■ AIM OF THE EXERCISE:
Copy out all of the data exactly as it appears.

(Records from a data collection)
---

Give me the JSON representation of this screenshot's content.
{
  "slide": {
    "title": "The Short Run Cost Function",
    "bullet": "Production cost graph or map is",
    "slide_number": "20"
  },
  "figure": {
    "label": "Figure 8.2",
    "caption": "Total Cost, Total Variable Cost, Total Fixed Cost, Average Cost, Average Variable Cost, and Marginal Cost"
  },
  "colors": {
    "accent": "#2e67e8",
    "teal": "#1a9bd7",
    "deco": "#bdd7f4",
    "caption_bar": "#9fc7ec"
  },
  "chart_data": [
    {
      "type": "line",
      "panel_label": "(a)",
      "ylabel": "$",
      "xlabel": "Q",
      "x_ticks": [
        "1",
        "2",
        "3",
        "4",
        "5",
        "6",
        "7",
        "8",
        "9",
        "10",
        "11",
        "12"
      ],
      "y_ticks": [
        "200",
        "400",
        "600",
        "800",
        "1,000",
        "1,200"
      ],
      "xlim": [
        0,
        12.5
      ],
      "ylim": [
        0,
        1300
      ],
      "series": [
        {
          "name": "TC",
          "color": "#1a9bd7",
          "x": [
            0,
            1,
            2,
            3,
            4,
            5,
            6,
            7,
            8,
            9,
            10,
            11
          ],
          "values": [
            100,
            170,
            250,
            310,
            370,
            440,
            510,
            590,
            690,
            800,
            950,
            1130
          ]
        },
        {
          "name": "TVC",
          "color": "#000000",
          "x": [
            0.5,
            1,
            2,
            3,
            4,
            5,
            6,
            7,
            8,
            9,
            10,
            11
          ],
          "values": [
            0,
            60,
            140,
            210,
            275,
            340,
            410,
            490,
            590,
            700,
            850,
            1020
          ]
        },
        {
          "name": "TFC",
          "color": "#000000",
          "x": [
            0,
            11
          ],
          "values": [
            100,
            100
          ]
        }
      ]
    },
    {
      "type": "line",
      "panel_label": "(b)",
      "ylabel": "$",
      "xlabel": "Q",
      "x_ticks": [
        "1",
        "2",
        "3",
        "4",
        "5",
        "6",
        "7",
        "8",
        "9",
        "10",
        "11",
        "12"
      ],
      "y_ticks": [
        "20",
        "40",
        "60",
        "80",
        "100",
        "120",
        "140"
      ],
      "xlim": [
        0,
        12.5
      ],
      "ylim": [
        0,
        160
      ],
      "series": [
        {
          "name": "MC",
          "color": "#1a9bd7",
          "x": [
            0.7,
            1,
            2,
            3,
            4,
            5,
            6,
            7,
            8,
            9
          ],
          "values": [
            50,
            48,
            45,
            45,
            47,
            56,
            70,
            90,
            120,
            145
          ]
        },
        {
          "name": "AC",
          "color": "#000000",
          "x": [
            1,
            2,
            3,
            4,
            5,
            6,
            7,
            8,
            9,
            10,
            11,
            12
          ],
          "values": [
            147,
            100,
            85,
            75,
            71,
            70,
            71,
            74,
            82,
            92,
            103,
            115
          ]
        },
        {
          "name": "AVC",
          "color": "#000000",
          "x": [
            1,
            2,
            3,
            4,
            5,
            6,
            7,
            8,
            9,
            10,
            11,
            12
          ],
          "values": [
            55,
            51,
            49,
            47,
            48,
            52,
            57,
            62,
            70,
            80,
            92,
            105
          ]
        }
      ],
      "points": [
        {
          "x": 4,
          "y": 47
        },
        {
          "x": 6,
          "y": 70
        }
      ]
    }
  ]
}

---

■ TASK OUTPUT:
Give me the JSON representation of this screenshot's content.
{
  "slide": {
    "title": "The Short Run Cost Function",
    "bullet": "Production cost graph or map is",
    "slide_number": "20"
  },
  "figure": {
    "label": "Figure 8.2",
    "caption": "Total Cost, Total Variable Cost, Total Fixed Cost, Average Cost, Average Variable Cost, and Marginal Cost"
  },
  "colors": {
    "accent": "#2e67e8",
    "teal": "#1a9bd7",
    "deco": "#bdd7f4",
    "caption_bar": "#9fc7ec"
  },
  "chart_data": [
    {
      "type": "line",
      "panel_label": "(a)",
      "ylabel": "$",
      "xlabel": "Q",
      "x_ticks": [
        "1",
        "2",
        "3",
        "4",
        "5",
        "6",
        "7",
        "8",
        "9",
        "10",
        "11",
        "12"
      ],
      "y_ticks": [
        "200",
        "400",
        "600",
        "800",
        "1,000",
        "1,200"
      ],
      "xlim": [
        0,
        12.5
      ],
      "ylim": [
        0,
        1300
      ],
      "series": [
        {
          "name": "TC",
          "color": "#1a9bd7",
          "x": [
            0,
            1,
            2,
            3,
            4,
            5,
            6,
            7,
            8,
            9,
            10,
            11
          ],
          "values": [
            100,
            170,
            250,
            310,
            370,
            440,
            510,
            590,
            690,
            800,
            950,
            1130
          ]
        },
        {
          "name": "TVC",
          "color": "#000000",
          "x": [
            0.5,
            1,
            2,
            3,
            4,
            5,
            6,
            7,
            8,
            9,
            10,
            11
          ],
          "values": [
            0,
            60,
            140,
            210,
            275,
            340,
            410,
            490,
            590,
            700,
            850,
            1020
          ]
        },
        {
          "name": "TFC",
          "color": "#000000",
          "x": [
            0,
            11
          ],
          "values": [
            100,
            100
          ]
        }
      ]
    },
    {
      "type": "line",
      "panel_label": "(b)",
      "ylabel": "$",
      "xlabel": "Q",
      "x_ticks": [
        "1",
        "2",
        "3",
        "4",
        "5",
        "6",
        "7",
        "8",
        "9",
        "10",
        "11",
        "12"
      ],
      "y_ticks": [
        "20",
        "40",
        "60",
        "80",
        "100",
        "120",
        "140"
      ],
      "xlim": [
        0,
        12.5
      ],
      "ylim": [
        0,
        160
      ],
      "series": [
        {
          "name": "MC",
          "color": "#1a9bd7",
          "x": [
            0.7,
            1,
            2,
            3,
            4,
            5,
            6,
            7,
            8,
            9
          ],
          "values": [
            50,
            48,
            45,
            45,
            47,
            56,
            70,
            90,
            120,
            145
          ]
        },
        {
          "name": "AC",
          "color": "#000000",
          "x": [
            1,
            2,
            3,
            4,
            5,
            6,
            7,
            8,
            9,
            10,
            11,
            12
          ],
          "values": [
            147,
            100,
            85,
            75,
            71,
            70,
            71,
            74,
            82,
            92,
            103,
            115
          ]
        },
        {
          "name": "AVC",
          "color": "#000000",
          "x": [
            1,
            2,
            3,
            4,
            5,
            6,
            7,
            8,
            9,
            10,
            11,
            12
          ],
          "values": [
            55,
            51,
            49,
            47,
            48,
            52,
            57,
            62,
            70,
            80,
            92,
            105
          ]
        }
      ],
      "points": [
        {
          "x": 4,
          "y": 47
        },
        {
          "x": 6,
          "y": 70
        }
      ]
    }
  ]
}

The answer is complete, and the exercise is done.